-- start of Information shown --

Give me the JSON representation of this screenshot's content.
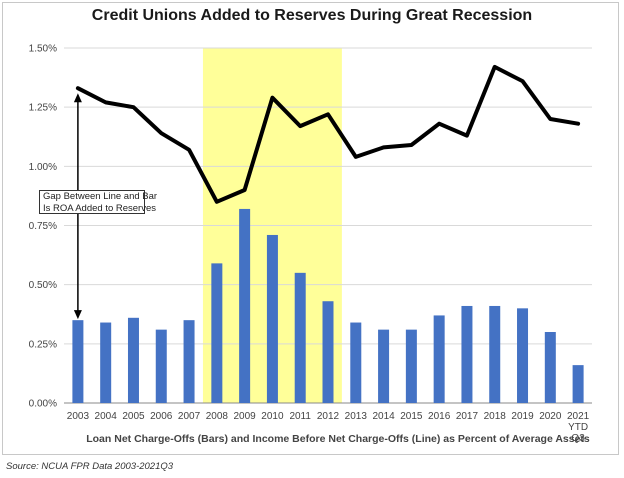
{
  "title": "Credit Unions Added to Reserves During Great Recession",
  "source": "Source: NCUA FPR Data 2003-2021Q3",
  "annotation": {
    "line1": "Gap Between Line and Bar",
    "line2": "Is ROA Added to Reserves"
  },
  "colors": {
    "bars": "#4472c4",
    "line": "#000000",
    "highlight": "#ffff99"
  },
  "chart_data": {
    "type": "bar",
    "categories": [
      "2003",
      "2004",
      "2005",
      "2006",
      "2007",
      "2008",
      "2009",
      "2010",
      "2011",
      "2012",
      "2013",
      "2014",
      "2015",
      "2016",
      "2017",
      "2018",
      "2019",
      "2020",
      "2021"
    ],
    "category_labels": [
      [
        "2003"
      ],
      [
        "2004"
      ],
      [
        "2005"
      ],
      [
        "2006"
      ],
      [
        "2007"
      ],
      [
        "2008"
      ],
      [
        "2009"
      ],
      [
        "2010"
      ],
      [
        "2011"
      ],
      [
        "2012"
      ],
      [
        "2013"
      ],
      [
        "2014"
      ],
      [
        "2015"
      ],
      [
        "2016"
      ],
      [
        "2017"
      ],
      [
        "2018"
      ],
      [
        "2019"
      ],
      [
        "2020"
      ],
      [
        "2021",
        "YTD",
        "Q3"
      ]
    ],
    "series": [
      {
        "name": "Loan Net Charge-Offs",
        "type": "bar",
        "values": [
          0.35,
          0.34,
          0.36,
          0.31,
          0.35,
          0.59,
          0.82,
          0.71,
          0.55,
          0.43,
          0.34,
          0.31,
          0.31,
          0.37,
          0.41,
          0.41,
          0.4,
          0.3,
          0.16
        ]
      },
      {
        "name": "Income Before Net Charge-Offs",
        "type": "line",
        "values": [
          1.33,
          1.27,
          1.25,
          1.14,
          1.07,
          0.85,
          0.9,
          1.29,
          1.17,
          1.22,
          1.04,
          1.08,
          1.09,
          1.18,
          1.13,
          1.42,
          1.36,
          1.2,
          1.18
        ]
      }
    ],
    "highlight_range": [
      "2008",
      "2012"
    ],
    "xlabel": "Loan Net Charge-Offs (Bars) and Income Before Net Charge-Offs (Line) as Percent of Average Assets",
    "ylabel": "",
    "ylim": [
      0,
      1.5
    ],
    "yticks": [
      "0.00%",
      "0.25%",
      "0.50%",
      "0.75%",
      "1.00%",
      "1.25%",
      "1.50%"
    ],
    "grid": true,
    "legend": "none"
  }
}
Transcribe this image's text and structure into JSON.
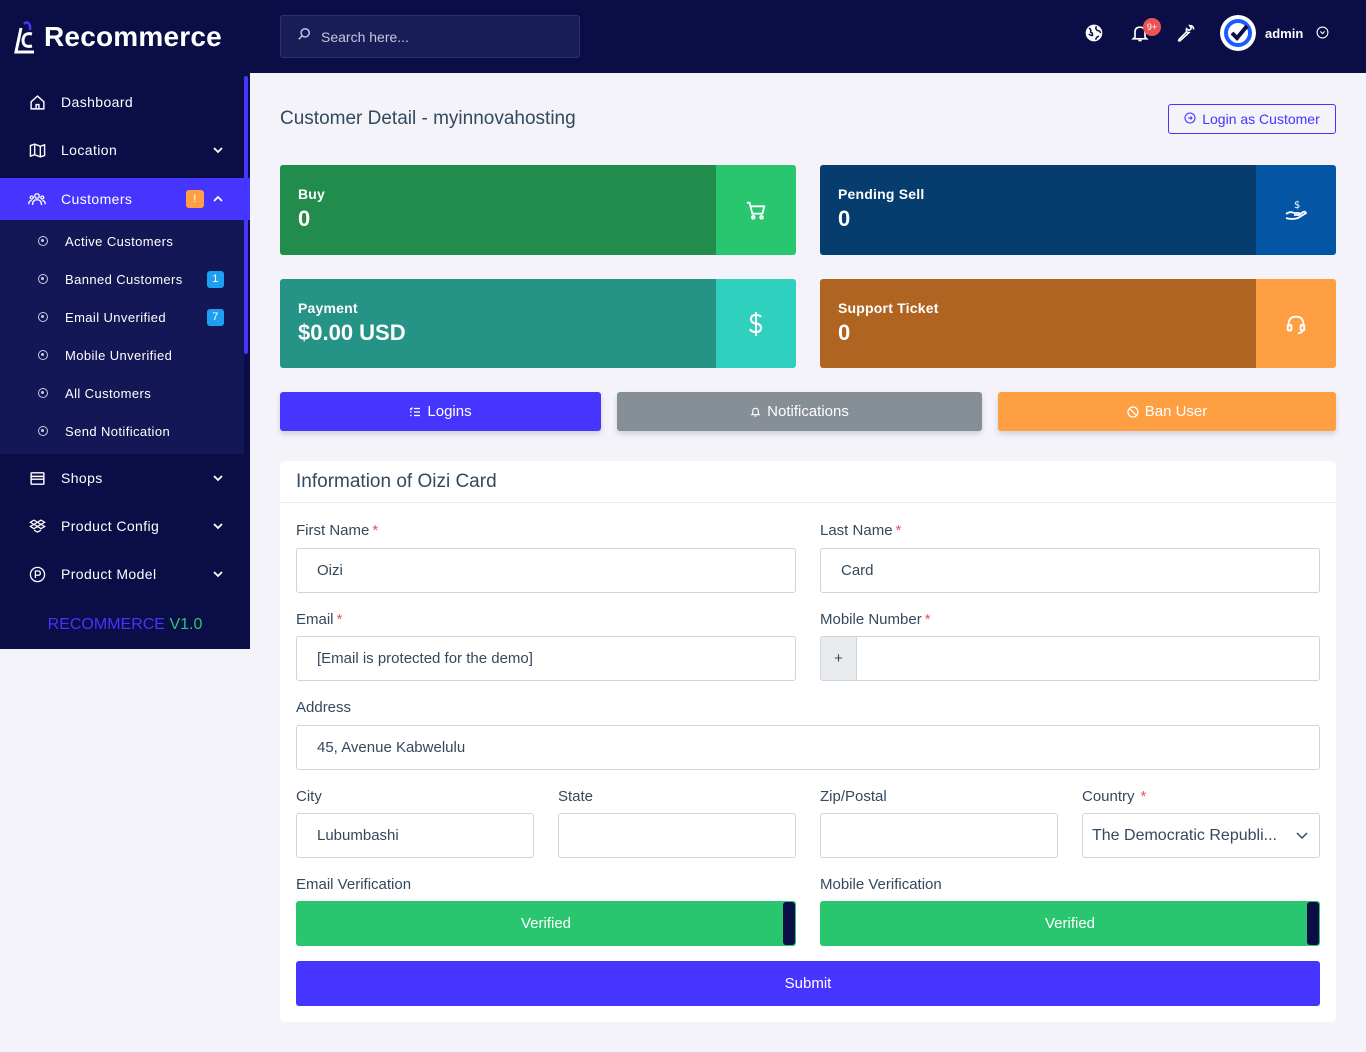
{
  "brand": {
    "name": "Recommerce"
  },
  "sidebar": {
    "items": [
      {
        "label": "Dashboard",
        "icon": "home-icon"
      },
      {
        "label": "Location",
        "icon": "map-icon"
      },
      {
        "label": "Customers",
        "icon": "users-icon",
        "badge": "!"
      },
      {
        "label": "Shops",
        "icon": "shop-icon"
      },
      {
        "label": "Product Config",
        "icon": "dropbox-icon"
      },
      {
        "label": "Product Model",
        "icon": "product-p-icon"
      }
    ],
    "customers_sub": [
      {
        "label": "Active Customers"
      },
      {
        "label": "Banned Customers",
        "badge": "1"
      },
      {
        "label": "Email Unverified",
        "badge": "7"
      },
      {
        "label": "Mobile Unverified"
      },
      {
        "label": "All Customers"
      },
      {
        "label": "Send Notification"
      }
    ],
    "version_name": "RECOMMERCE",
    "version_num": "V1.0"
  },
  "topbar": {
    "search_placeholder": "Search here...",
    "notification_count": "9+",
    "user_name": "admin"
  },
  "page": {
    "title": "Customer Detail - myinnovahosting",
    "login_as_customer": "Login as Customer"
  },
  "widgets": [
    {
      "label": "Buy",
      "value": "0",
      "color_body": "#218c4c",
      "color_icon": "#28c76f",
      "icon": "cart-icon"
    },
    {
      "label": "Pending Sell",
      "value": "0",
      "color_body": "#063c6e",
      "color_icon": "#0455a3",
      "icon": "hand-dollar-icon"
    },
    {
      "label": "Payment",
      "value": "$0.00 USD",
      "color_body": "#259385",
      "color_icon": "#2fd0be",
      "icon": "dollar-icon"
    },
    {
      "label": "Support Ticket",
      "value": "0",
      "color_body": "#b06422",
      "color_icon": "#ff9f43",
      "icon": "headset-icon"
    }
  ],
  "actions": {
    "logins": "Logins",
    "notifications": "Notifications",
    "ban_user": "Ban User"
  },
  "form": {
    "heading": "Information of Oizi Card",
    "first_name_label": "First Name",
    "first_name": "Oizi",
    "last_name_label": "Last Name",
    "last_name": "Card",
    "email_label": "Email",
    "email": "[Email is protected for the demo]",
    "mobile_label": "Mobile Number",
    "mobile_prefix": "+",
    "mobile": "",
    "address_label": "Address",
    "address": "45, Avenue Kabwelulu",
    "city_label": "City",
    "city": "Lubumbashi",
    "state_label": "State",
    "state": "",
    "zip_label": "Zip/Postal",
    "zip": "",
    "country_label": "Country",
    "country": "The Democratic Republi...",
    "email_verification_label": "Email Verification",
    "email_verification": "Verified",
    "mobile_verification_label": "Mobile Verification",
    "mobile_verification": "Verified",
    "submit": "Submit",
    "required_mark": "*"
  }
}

-- end of Information shown --

Extract, from the material above, each line holding the word "this".

Give me the JSON representation of this screenshot's content.
Transcribe this image's text and structure into JSON.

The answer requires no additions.